__Instructions to follow__:
Exactly reproduce all the records, keeping pictures out of the copy.

__Stored records__:
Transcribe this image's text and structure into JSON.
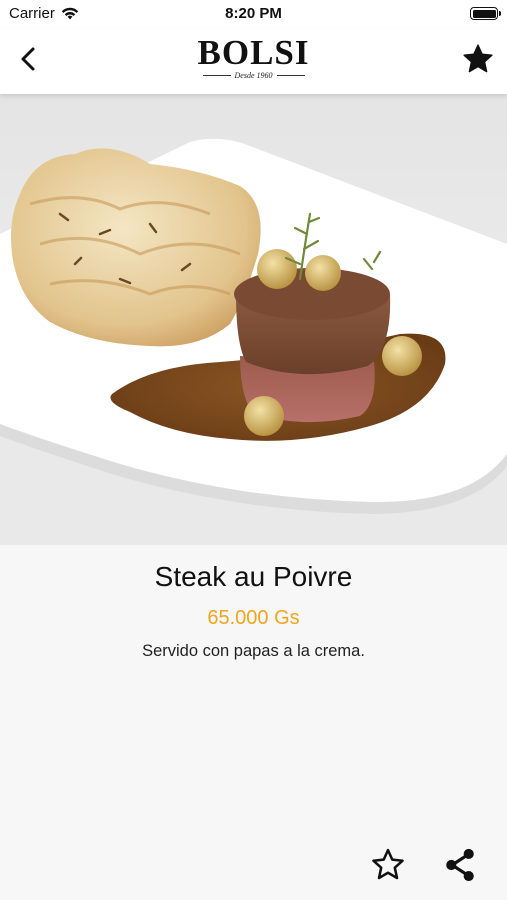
{
  "status_bar": {
    "carrier": "Carrier",
    "time": "8:20 PM",
    "icons": [
      "wifi-icon",
      "battery-icon"
    ]
  },
  "nav": {
    "back_icon": "chevron-left-icon",
    "logo_text": "BOLSI",
    "logo_subtitle": "Desde 1960",
    "favorite_icon": "star-filled-icon"
  },
  "dish": {
    "image_icon": "dish-photo",
    "name": "Steak au Poivre",
    "price": "65.000 Gs",
    "description": "Servido con papas a la crema."
  },
  "actions": {
    "favorite_icon": "star-outline-icon",
    "share_icon": "share-icon"
  },
  "colors": {
    "price": "#f0a51e",
    "nav_background": "#ffffff",
    "page_background": "#f7f7f7"
  }
}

__Answer to this problem__:
Transcribe this image's text and structure into JSON.
{
  "status_bar": {
    "carrier": "Carrier",
    "time": "8:20 PM",
    "icons": [
      "wifi-icon",
      "battery-icon"
    ]
  },
  "nav": {
    "back_icon": "chevron-left-icon",
    "logo_text": "BOLSI",
    "logo_subtitle": "Desde 1960",
    "favorite_icon": "star-filled-icon"
  },
  "dish": {
    "image_icon": "dish-photo",
    "name": "Steak au Poivre",
    "price": "65.000 Gs",
    "description": "Servido con papas a la crema."
  },
  "actions": {
    "favorite_icon": "star-outline-icon",
    "share_icon": "share-icon"
  },
  "colors": {
    "price": "#f0a51e",
    "nav_background": "#ffffff",
    "page_background": "#f7f7f7"
  }
}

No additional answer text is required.